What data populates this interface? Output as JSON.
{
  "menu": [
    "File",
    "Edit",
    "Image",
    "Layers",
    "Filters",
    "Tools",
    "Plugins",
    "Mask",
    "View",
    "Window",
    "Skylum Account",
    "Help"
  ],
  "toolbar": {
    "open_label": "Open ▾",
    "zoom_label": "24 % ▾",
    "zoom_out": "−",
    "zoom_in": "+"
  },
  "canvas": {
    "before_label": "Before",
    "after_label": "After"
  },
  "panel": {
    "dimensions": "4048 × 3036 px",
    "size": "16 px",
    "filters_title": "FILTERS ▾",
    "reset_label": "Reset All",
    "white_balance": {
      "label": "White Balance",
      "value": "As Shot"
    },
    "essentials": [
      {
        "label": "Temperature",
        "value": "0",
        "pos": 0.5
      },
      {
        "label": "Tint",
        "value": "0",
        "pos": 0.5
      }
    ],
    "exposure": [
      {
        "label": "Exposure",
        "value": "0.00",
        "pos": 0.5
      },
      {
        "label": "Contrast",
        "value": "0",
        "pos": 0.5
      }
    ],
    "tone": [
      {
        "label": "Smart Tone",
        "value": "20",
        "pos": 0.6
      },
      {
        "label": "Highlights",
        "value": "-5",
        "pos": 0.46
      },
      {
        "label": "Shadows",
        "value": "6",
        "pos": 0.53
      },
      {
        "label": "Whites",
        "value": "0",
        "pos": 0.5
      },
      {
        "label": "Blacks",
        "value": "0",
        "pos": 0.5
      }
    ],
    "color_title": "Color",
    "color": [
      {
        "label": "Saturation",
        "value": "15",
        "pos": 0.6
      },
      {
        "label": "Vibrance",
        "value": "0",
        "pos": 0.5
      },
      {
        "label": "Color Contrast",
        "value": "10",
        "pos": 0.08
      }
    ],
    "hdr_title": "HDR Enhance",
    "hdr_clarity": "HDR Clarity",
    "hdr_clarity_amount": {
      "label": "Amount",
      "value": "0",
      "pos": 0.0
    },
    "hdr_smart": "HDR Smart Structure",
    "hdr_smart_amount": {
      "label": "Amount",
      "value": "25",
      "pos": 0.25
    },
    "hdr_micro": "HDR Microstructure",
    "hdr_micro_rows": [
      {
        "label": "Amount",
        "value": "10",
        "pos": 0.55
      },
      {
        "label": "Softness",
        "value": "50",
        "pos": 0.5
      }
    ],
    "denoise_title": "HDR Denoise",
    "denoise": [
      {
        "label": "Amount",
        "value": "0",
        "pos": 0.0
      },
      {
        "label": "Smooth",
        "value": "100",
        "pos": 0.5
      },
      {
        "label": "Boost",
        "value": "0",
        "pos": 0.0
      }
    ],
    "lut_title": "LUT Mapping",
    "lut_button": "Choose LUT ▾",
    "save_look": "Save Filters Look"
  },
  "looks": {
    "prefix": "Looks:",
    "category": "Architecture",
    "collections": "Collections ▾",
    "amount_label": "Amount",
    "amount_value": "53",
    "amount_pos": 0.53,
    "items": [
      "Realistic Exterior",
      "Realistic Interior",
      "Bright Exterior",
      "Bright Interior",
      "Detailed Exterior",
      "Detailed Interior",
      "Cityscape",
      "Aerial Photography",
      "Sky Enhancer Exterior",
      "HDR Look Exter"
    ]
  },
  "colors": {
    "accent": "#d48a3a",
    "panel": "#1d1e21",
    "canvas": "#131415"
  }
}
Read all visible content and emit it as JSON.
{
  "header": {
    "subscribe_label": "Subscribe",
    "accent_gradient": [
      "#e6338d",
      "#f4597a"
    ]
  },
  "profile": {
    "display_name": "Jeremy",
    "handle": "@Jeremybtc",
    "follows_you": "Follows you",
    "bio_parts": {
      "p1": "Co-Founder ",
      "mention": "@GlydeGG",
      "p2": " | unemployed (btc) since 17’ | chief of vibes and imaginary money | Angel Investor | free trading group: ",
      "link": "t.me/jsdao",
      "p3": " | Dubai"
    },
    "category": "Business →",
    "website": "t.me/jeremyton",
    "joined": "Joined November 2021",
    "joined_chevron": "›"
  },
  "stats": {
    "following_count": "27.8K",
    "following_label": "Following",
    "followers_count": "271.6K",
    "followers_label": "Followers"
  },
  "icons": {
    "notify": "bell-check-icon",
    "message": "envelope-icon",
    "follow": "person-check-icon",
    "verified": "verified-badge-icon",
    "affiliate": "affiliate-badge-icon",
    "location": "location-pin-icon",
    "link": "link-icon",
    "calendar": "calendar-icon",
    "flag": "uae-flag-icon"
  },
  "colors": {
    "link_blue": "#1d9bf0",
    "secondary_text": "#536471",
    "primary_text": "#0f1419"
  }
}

*Short problem:* Repeat the records exactly, including every line.

*Exercise result:*
What data populates this interface? Output as JSON.
{
  "menu": [
    "File",
    "Edit",
    "Image",
    "Layers",
    "Filters",
    "Tools",
    "Plugins",
    "Mask",
    "View",
    "Window",
    "Skylum Account",
    "Help"
  ],
  "toolbar": {
    "open_label": "Open ▾",
    "zoom_label": "24 % ▾",
    "zoom_out": "−",
    "zoom_in": "+"
  },
  "canvas": {
    "before_label": "Before",
    "after_label": "After"
  },
  "panel": {
    "dimensions": "4048 × 3036 px",
    "size": "16 px",
    "filters_title": "FILTERS ▾",
    "reset_label": "Reset All",
    "white_balance": {
      "label": "White Balance",
      "value": "As Shot"
    },
    "essentials": [
      {
        "label": "Temperature",
        "value": "0",
        "pos": 0.5
      },
      {
        "label": "Tint",
        "value": "0",
        "pos": 0.5
      }
    ],
    "exposure": [
      {
        "label": "Exposure",
        "value": "0.00",
        "pos": 0.5
      },
      {
        "label": "Contrast",
        "value": "0",
        "pos": 0.5
      }
    ],
    "tone": [
      {
        "label": "Smart Tone",
        "value": "20",
        "pos": 0.6
      },
      {
        "label": "Highlights",
        "value": "-5",
        "pos": 0.46
      },
      {
        "label": "Shadows",
        "value": "6",
        "pos": 0.53
      },
      {
        "label": "Whites",
        "value": "0",
        "pos": 0.5
      },
      {
        "label": "Blacks",
        "value": "0",
        "pos": 0.5
      }
    ],
    "color_title": "Color",
    "color": [
      {
        "label": "Saturation",
        "value": "15",
        "pos": 0.6
      },
      {
        "label": "Vibrance",
        "value": "0",
        "pos": 0.5
      },
      {
        "label": "Color Contrast",
        "value": "10",
        "pos": 0.08
      }
    ],
    "hdr_title": "HDR Enhance",
    "hdr_clarity": "HDR Clarity",
    "hdr_clarity_amount": {
      "label": "Amount",
      "value": "0",
      "pos": 0.0
    },
    "hdr_smart": "HDR Smart Structure",
    "hdr_smart_amount": {
      "label": "Amount",
      "value": "25",
      "pos": 0.25
    },
    "hdr_micro": "HDR Microstructure",
    "hdr_micro_rows": [
      {
        "label": "Amount",
        "value": "10",
        "pos": 0.55
      },
      {
        "label": "Softness",
        "value": "50",
        "pos": 0.5
      }
    ],
    "denoise_title": "HDR Denoise",
    "denoise": [
      {
        "label": "Amount",
        "value": "0",
        "pos": 0.0
      },
      {
        "label": "Smooth",
        "value": "100",
        "pos": 0.5
      },
      {
        "label": "Boost",
        "value": "0",
        "pos": 0.0
      }
    ],
    "lut_title": "LUT Mapping",
    "lut_button": "Choose LUT ▾",
    "save_look": "Save Filters Look"
  },
  "looks": {
    "prefix": "Looks:",
    "category": "Architecture",
    "collections": "Collections ▾",
    "amount_label": "Amount",
    "amount_value": "53",
    "amount_pos": 0.53,
    "items": [
      "Realistic Exterior",
      "Realistic Interior",
      "Bright Exterior",
      "Bright Interior",
      "Detailed Exterior",
      "Detailed Interior",
      "Cityscape",
      "Aerial Photography",
      "Sky Enhancer Exterior",
      "HDR Look Exter"
    ]
  },
  "colors": {
    "accent": "#d48a3a",
    "panel": "#1d1e21",
    "canvas": "#131415"
  }
}
Read all visible content and emit it as JSON.
{
  "header": {
    "subscribe_label": "Subscribe",
    "accent_gradient": [
      "#e6338d",
      "#f4597a"
    ]
  },
  "profile": {
    "display_name": "Jeremy",
    "handle": "@Jeremybtc",
    "follows_you": "Follows you",
    "bio_parts": {
      "p1": "Co-Founder ",
      "mention": "@GlydeGG",
      "p2": " | unemployed (btc) since 17’ | chief of vibes and imaginary money | Angel Investor | free trading group: ",
      "link": "t.me/jsdao",
      "p3": " | Dubai"
    },
    "category": "Business →",
    "website": "t.me/jeremyton",
    "joined": "Joined November 2021",
    "joined_chevron": "›"
  },
  "stats": {
    "following_count": "27.8K",
    "following_label": "Following",
    "followers_count": "271.6K",
    "followers_label": "Followers"
  },
  "icons": {
    "notify": "bell-check-icon",
    "message": "envelope-icon",
    "follow": "person-check-icon",
    "verified": "verified-badge-icon",
    "affiliate": "affiliate-badge-icon",
    "location": "location-pin-icon",
    "link": "link-icon",
    "calendar": "calendar-icon",
    "flag": "uae-flag-icon"
  },
  "colors": {
    "link_blue": "#1d9bf0",
    "secondary_text": "#536471",
    "primary_text": "#0f1419"
  }
}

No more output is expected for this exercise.